List each line of the data that holds the word "sôbre".

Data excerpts
----------

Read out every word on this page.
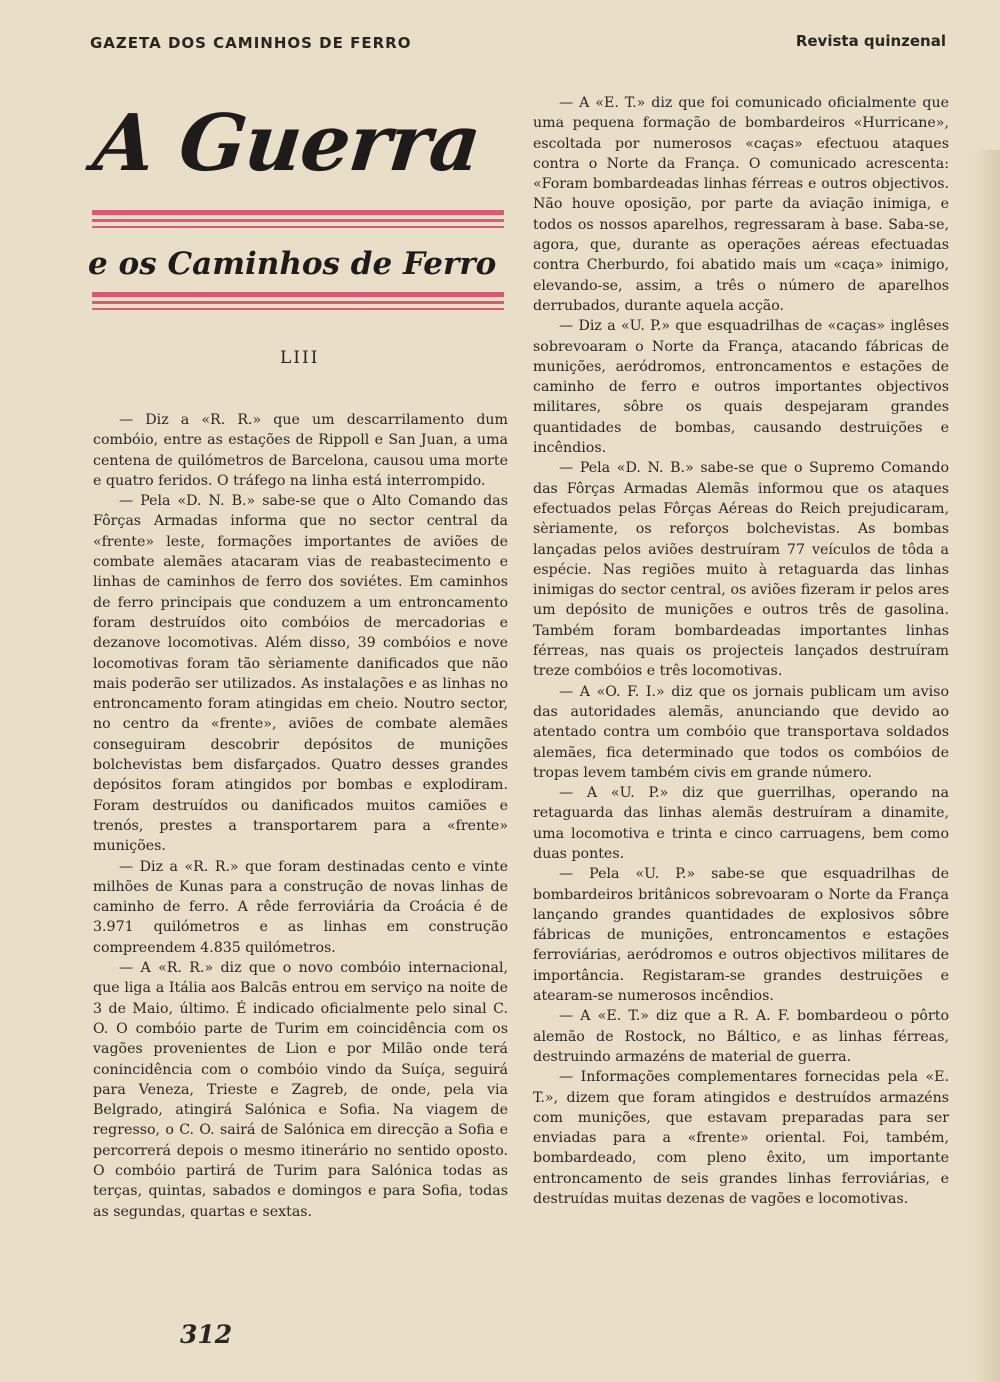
GAZETA DOS CAMINHOS DE FERRO	Revista quinzenal
A Guerra
e os Caminhos de Ferro
LIII

— Diz a «R. R.» que um descarrilamento dum combóio, entre as estações de Rippoll e San Juan, a uma centena de quilómetros de Barcelona, causou uma morte e quatro feridos. O tráfego na linha está interrompido.

— Pela «D. N. B.» sabe-se que o Alto Comando das Fôrças Armadas informa que no sector central da «frente» leste, formações importantes de aviões de combate alemães atacaram vias de reabastecimento e linhas de caminhos de ferro dos soviétes. Em caminhos de ferro principais que conduzem a um entroncamento foram destruídos oito combóios de mercadorias e dezanove locomotivas. Além disso, 39 combóios e nove locomotivas foram tão sèriamente danificados que não mais poderão ser utilizados. As instalações e as linhas no entroncamento foram atingidas em cheio. Noutro sector, no centro da «frente», aviões de combate alemães conseguiram descobrir depósitos de munições bolchevistas bem disfarçados. Quatro desses grandes depósitos foram atingidos por bombas e explodiram. Foram destruídos ou danificados muitos camiões e trenós, prestes a transportarem para a «frente» munições.

— Diz a «R. R.» que foram destinadas cento e vinte milhões de Kunas para a construção de novas linhas de caminho de ferro. A rêde ferroviária da Croácia é de 3.971 quilómetros e as linhas em construção compreendem 4.835 quilómetros.

— A «R. R.» diz que o novo combóio internacional, que liga a Itália aos Balcãs entrou em serviço na noite de 3 de Maio, último. É indicado oficialmente pelo sinal C. O. O combóio parte de Turim em coincidência com os vagões provenientes de Lion e por Milão onde terá conincidência com o combóio vindo da Suíça, seguirá para Veneza, Trieste e Zagreb, de onde, pela via Belgrado, atingirá Salónica e Sofia. Na viagem de regresso, o C. O. sairá de Salónica em direcção a Sofia e percorrerá depois o mesmo itinerário no sentido oposto. O combóio partirá de Turim para Salónica todas as terças, quintas, sabados e domingos e para Sofia, todas as segundas, quartas e sextas.

— A «E. T.» diz que foi comunicado oficialmente que uma pequena formação de bombardeiros «Hurricane», escoltada por numerosos «caças» efectuou ataques contra o Norte da França. O comunicado acrescenta: «Foram bombardeadas linhas férreas e outros objectivos. Não houve oposição, por parte da aviação inimiga, e todos os nossos aparelhos, regressaram à base. Saba-se, agora, que, durante as operações aéreas efectuadas contra Cherburdo, foi abatido mais um «caça» inimigo, elevando-se, assim, a três o número de aparelhos derrubados, durante aquela acção.

— Diz a «U. P.» que esquadrilhas de «caças» inglêses sobrevoaram o Norte da França, atacando fábricas de munições, aeródromos, entroncamentos e estações de caminho de ferro e outros importantes objectivos militares, sôbre os quais despejaram grandes quantidades de bombas, causando destruições e incêndios.

— Pela «D. N. B.» sabe-se que o Supremo Comando das Fôrças Armadas Alemãs informou que os ataques efectuados pelas Fôrças Aéreas do Reich prejudicaram, sèriamente, os reforços bolchevistas. As bombas lançadas pelos aviões destruíram 77 veículos de tôda a espécie. Nas regiões muito à retaguarda das linhas inimigas do sector central, os aviões fizeram ir pelos ares um depósito de munições e outros três de gasolina. Também foram bombardeadas importantes linhas férreas, nas quais os projecteis lançados destruíram treze combóios e três locomotivas.

— A «O. F. I.» diz que os jornais publicam um aviso das autoridades alemãs, anunciando que devido ao atentado contra um combóio que transportava soldados alemães, fica determinado que todos os combóios de tropas levem também civis em grande número.

— A «U. P.» diz que guerrilhas, operando na retaguarda das linhas alemãs destruíram a dinamite, uma locomotiva e trinta e cinco carruagens, bem como duas pontes.

— Pela «U. P.» sabe-se que esquadrilhas de bombardeiros britânicos sobrevoaram o Norte da França lançando grandes quantidades de explosivos sôbre fábricas de munições, entroncamentos e estações ferroviárias, aeródromos e outros objectivos militares de importância. Registaram-se grandes destruições e atearam-se numerosos incêndios.

— A «E. T.» diz que a R. A. F. bombardeou o pôrto alemão de Rostock, no Báltico, e as linhas férreas, destruindo armazéns de material de guerra.

— Informações complementares fornecidas pela «E. T.», dizem que foram atingidos e destruídos armazéns com munições, que estavam preparadas para ser enviadas para a «frente» oriental. Foi, também, bombardeado, com pleno êxito, um importante entroncamento de seis grandes linhas ferroviárias, e destruídas muitas dezenas de vagões e locomotivas.

312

----------

**Result of this task:**
— Diz a «U. P.» que esquadrilhas de «caças» inglêses sobrevoaram o Norte da França, atacando fábricas de munições, aeródromos, entroncamentos e estações de caminho de ferro e outros importantes objectivos militares, sôbre os quais despejaram grandes quantidades de bombas, causando destruições e incêndios.
— Pela «U. P.» sabe-se que esquadrilhas de bombardeiros britânicos sobrevoaram o Norte da França lançando grandes quantidades de explosivos sôbre fábricas de munições, entroncamentos e estações ferroviárias, aeródromos e outros objectivos militares de importância. Registaram-se grandes destruições e atearam-se numerosos incêndios.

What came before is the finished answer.